(TASK REQUIREMENTS): Images do not belong in the copy. Retype all the entries below exactly.

(SUPPLIED ENTRIES):
----

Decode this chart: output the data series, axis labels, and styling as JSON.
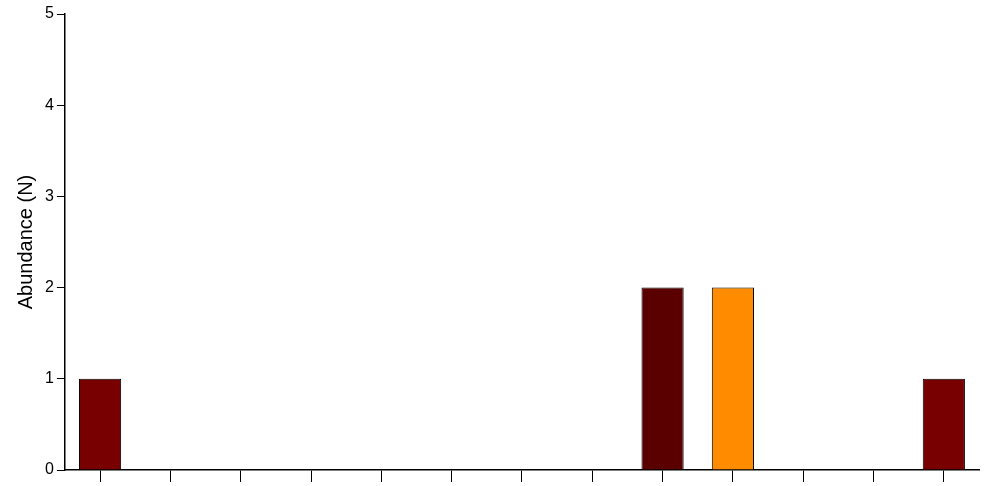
{
  "chart_data": {
    "type": "bar",
    "ylabel": "Abundance (N)",
    "categories": [
      null,
      null,
      null,
      null,
      null,
      null,
      null,
      null,
      null,
      null,
      null,
      null,
      null
    ],
    "values": [
      1,
      null,
      null,
      null,
      null,
      null,
      null,
      null,
      2,
      2,
      null,
      null,
      1
    ],
    "colors": [
      "#780000",
      null,
      null,
      null,
      null,
      null,
      null,
      null,
      "#5a0000",
      "#ff8c00",
      null,
      null,
      "#780000"
    ],
    "ylim": [
      0,
      5
    ],
    "yticks": [
      0,
      1,
      2,
      3,
      4,
      5
    ],
    "grid": false,
    "legend": false,
    "tick_labels": "y"
  }
}
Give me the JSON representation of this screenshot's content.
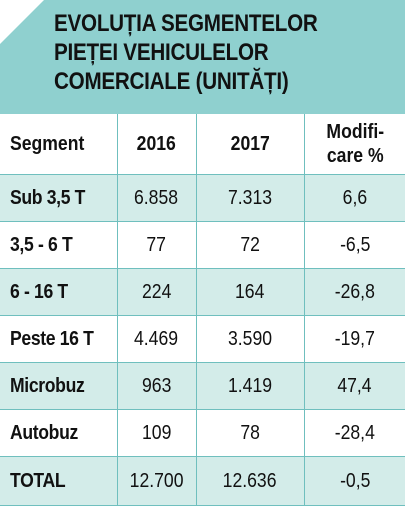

----

(WORKED ANSWER):
Decode this chart: output the data series, axis labels, and styling as JSON.
{
  "chart_data": {
    "type": "bar",
    "ylabel": "Abundance (N)",
    "categories": [
      null,
      null,
      null,
      null,
      null,
      null,
      null,
      null,
      null,
      null,
      null,
      null,
      null
    ],
    "values": [
      1,
      null,
      null,
      null,
      null,
      null,
      null,
      null,
      2,
      2,
      null,
      null,
      1
    ],
    "colors": [
      "#780000",
      null,
      null,
      null,
      null,
      null,
      null,
      null,
      "#5a0000",
      "#ff8c00",
      null,
      null,
      "#780000"
    ],
    "ylim": [
      0,
      5
    ],
    "yticks": [
      0,
      1,
      2,
      3,
      4,
      5
    ],
    "grid": false,
    "legend": false,
    "tick_labels": "y"
  }
}
Give me the JSON representation of this screenshot's content.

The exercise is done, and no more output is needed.